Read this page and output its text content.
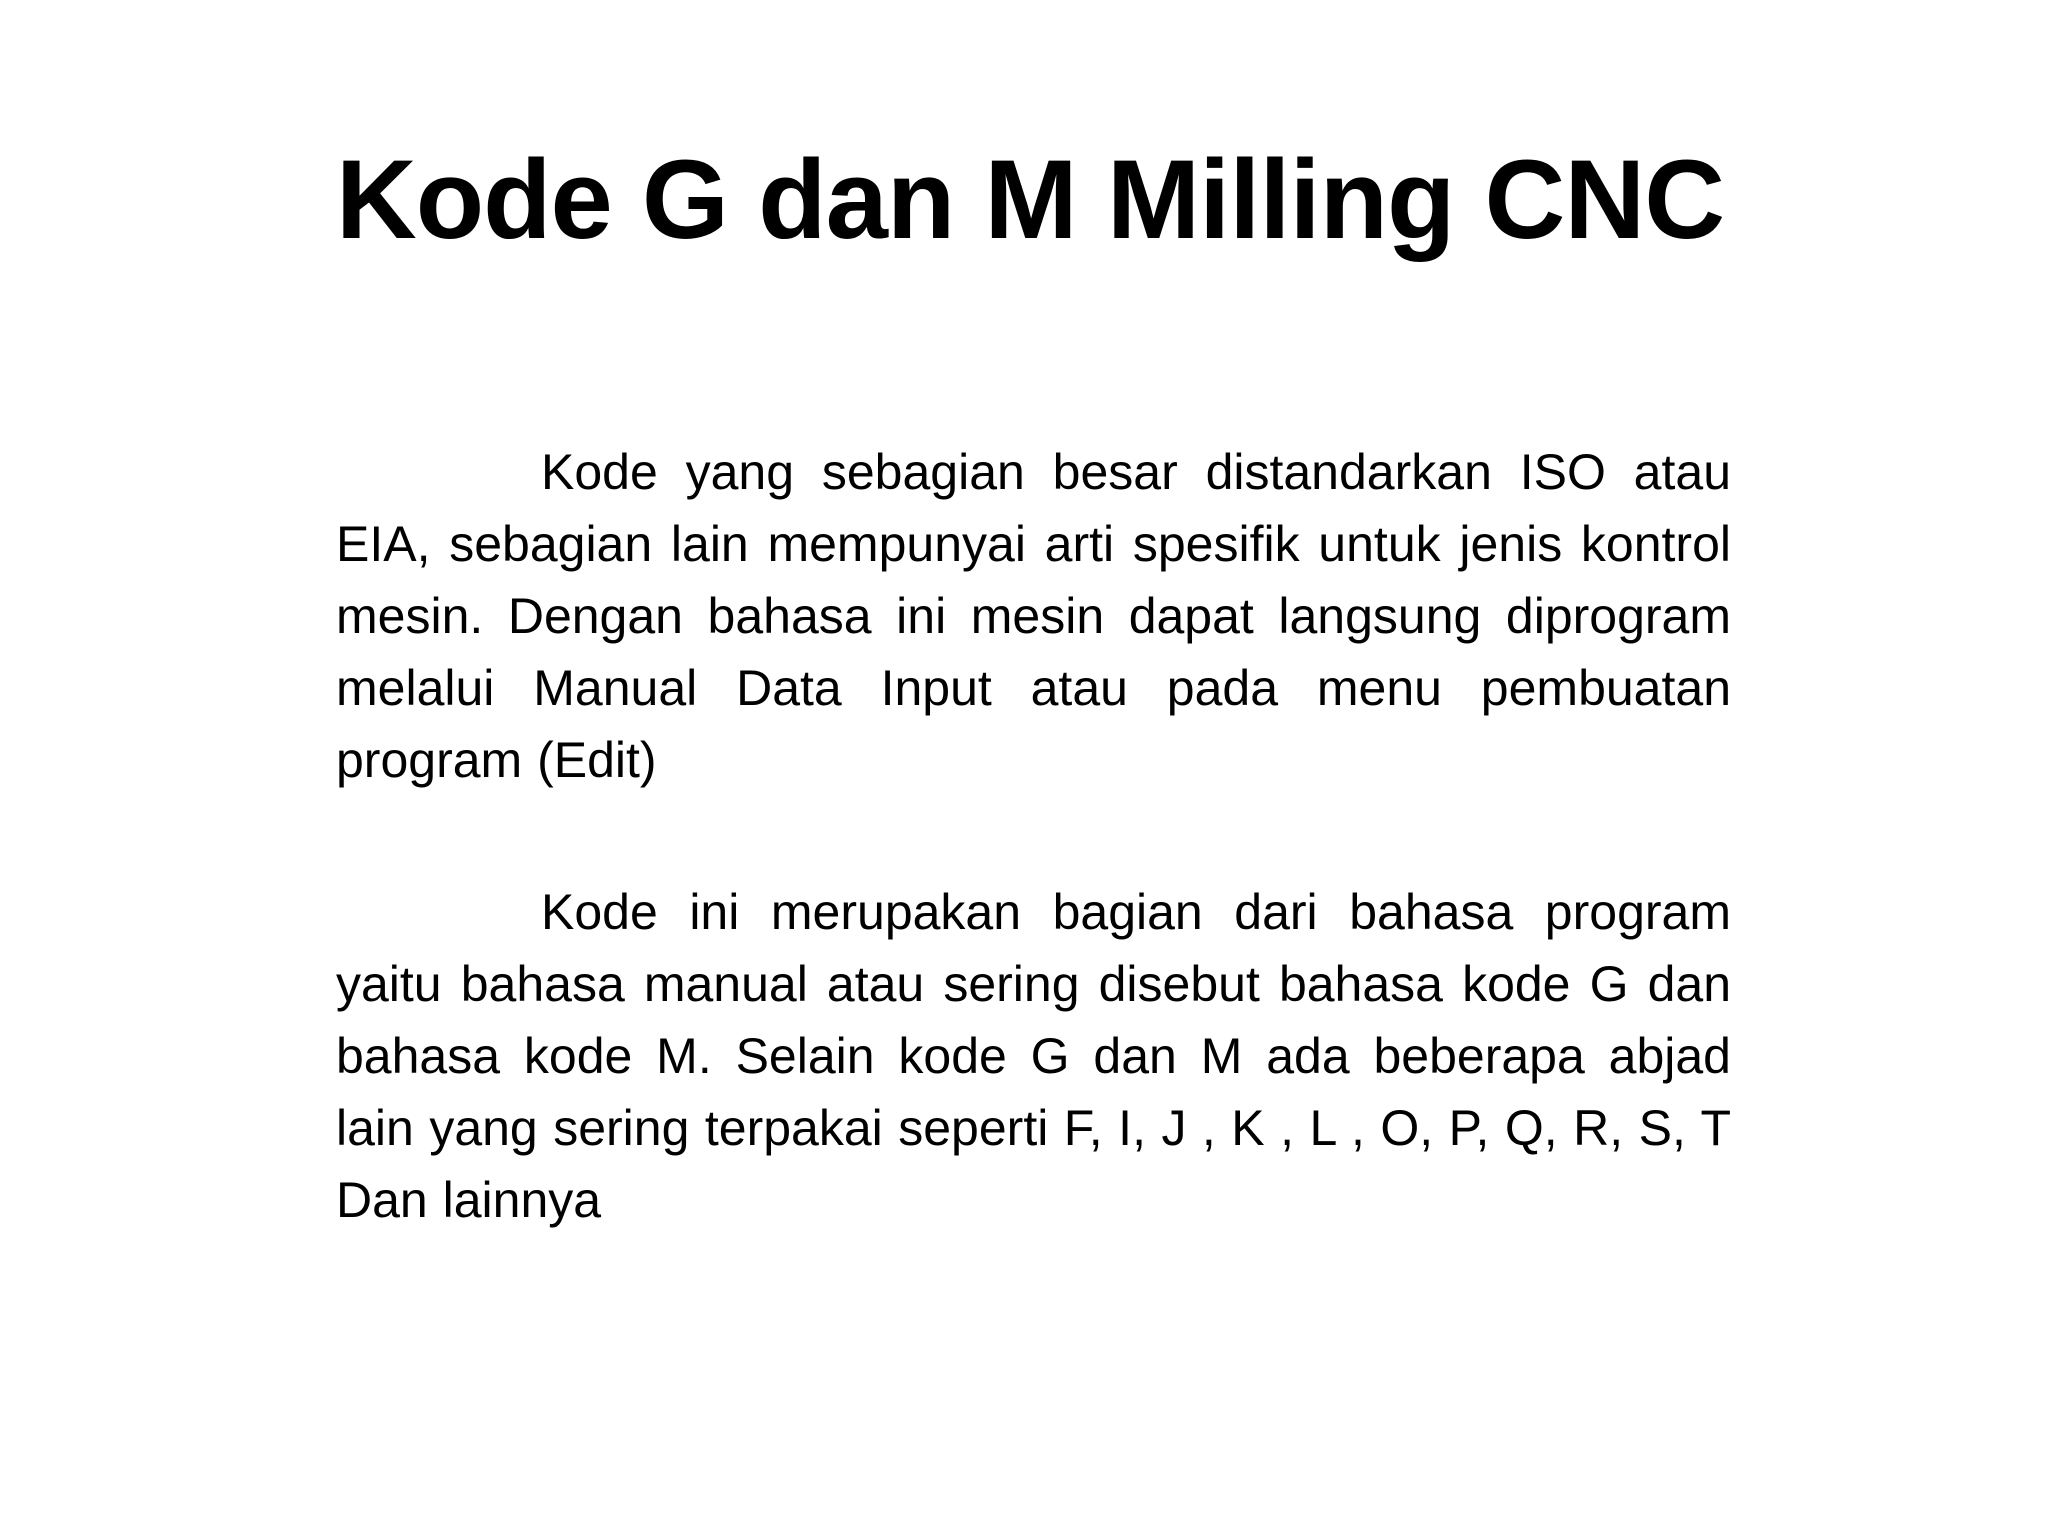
Kode G dan M Milling CNC

Kode yang sebagian besar distandarkan ISO atau EIA, sebagian lain mempunyai arti spesifik untuk jenis kontrol mesin. Dengan bahasa ini mesin dapat langsung diprogram melalui Manual Data Input atau pada menu pembuatan program (Edit)

Kode ini merupakan bagian dari bahasa program yaitu bahasa manual atau sering disebut bahasa kode G dan bahasa kode M. Selain kode G dan M ada beberapa abjad lain yang sering terpakai seperti F, I, J , K , L , O, P, Q, R, S, T Dan lainnya
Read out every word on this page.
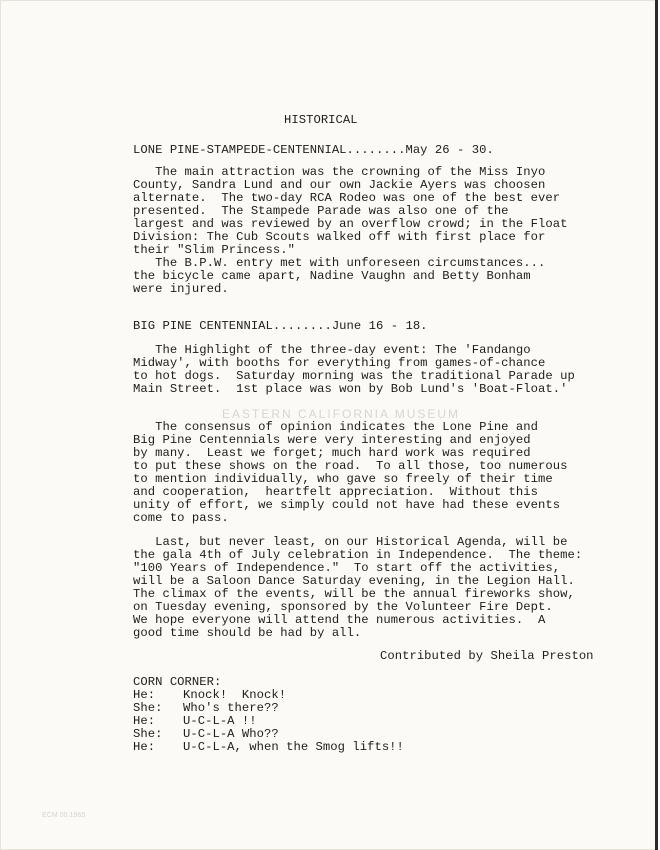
HISTORICAL
LONE PINE-STAMPEDE-CENTENNIAL........May 26 - 30.
The main attraction was the crowning of the Miss Inyo
County, Sandra Lund and our own Jackie Ayers was choosen
alternate.  The two-day RCA Rodeo was one of the best ever
presented.  The Stampede Parade was also one of the
largest and was reviewed by an overflow crowd; in the Float
Division: The Cub Scouts walked off with first place for
their "Slim Princess."
The B.P.W. entry met with unforeseen circumstances...
the bicycle came apart, Nadine Vaughn and Betty Bonham
were injured.
BIG PINE CENTENNIAL........June 16 - 18.
The Highlight of the three-day event: The 'Fandango
Midway', with booths for everything from games-of-chance
to hot dogs.  Saturday morning was the traditional Parade up
Main Street.  1st place was won by Bob Lund's 'Boat-Float.'
The consensus of opinion indicates the Lone Pine and
Big Pine Centennials were very interesting and enjoyed
by many.  Least we forget; much hard work was required
to put these shows on the road.  To all those, too numerous
to mention individually, who gave so freely of their time
and cooperation,  heartfelt appreciation.  Without this
unity of effort, we simply could not have had these events
come to pass.
Last, but never least, on our Historical Agenda, will be
the gala 4th of July celebration in Independence.  The theme:
"100 Years of Independence."  To start off the activities,
will be a Saloon Dance Saturday evening, in the Legion Hall.
The climax of the events, will be the annual fireworks show,
on Tuesday evening, sponsored by the Volunteer Fire Dept.
We hope everyone will attend the numerous activities.  A
good time should be had by all.
Contributed by Sheila Preston
CORN CORNER:
He: Knock!  Knock!
She: Who's there??
He: U-C-L-A !!
She: U-C-L-A Who??
He: U-C-L-A, when the Smog lifts!!
EASTERN CALIFORNIA MUSEUM
ECM 00.1965
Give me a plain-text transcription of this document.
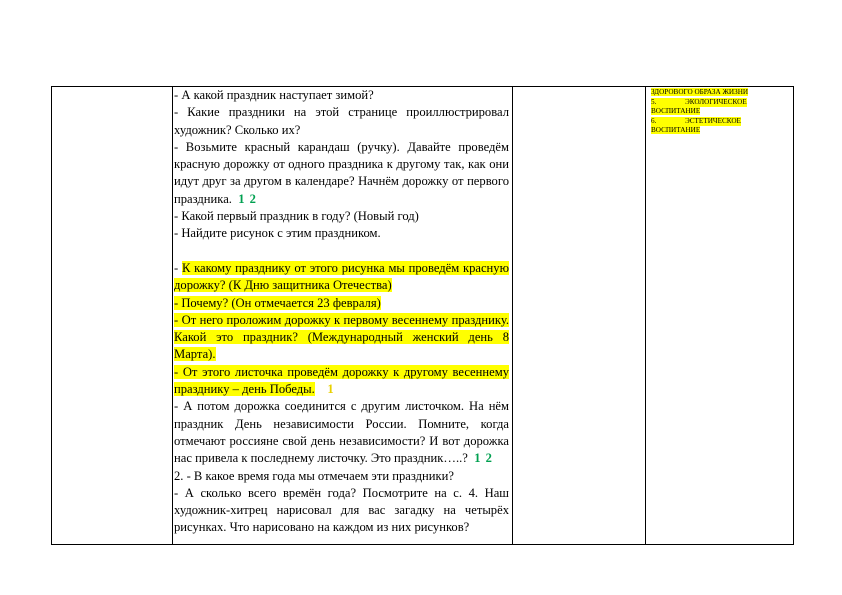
- А какой праздник наступает зимой?

- Какие праздники на этой странице проиллюстрировал художник? Сколько их?

- Возьмите красный карандаш (ручку). Давайте проведём красную дорожку от одного праздника к другому так, как они идут друг за другом в календаре? Начнём дорожку от первого праздника. 1 2

- Какой первый праздник в году? (Новый год)

- Найдите рисунок с этим праздником.

- К какому празднику от этого рисунка мы проведём красную дорожку? (К Дню защитника Отечества)

- Почему? (Он отмечается 23 февраля)

- От него проложим дорожку к первому весеннему празднику. Какой это праздник? (Международный женский день 8 Марта).

- От этого листочка проведём дорожку к другому весеннему празднику – день Победы. 1

- А потом дорожка соединится с другим листочком. На нём праздник День независимости России. Помните, когда отмечают россияне свой день независимости? И вот дорожка нас привела к последнему листочку. Это праздник…..? 1 2

2. - В какое время года мы отмечаем эти праздники?

- А сколько всего времён года? Посмотрите на с. 4. Наш художник-хитрец нарисовал для вас загадку на четырёх рисунках. Что нарисовано на каждом из них рисунков?

ЗДОРОВОГО ОБРАЗА ЖИЗНИ

5.	ЭКОЛОГИЧЕСКОЕ

ВОСПИТАНИЕ

6.	ЭСТЕТИЧЕСКОЕ

ВОСПИТАНИЕ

▬▬▬▬▬▬▬▬▬▬

**EXERCISE OBJECTIVE:**
Say how many lines of the material contain the word "весеннему", with no other text.

**PROBLEM SOLUTION:**
2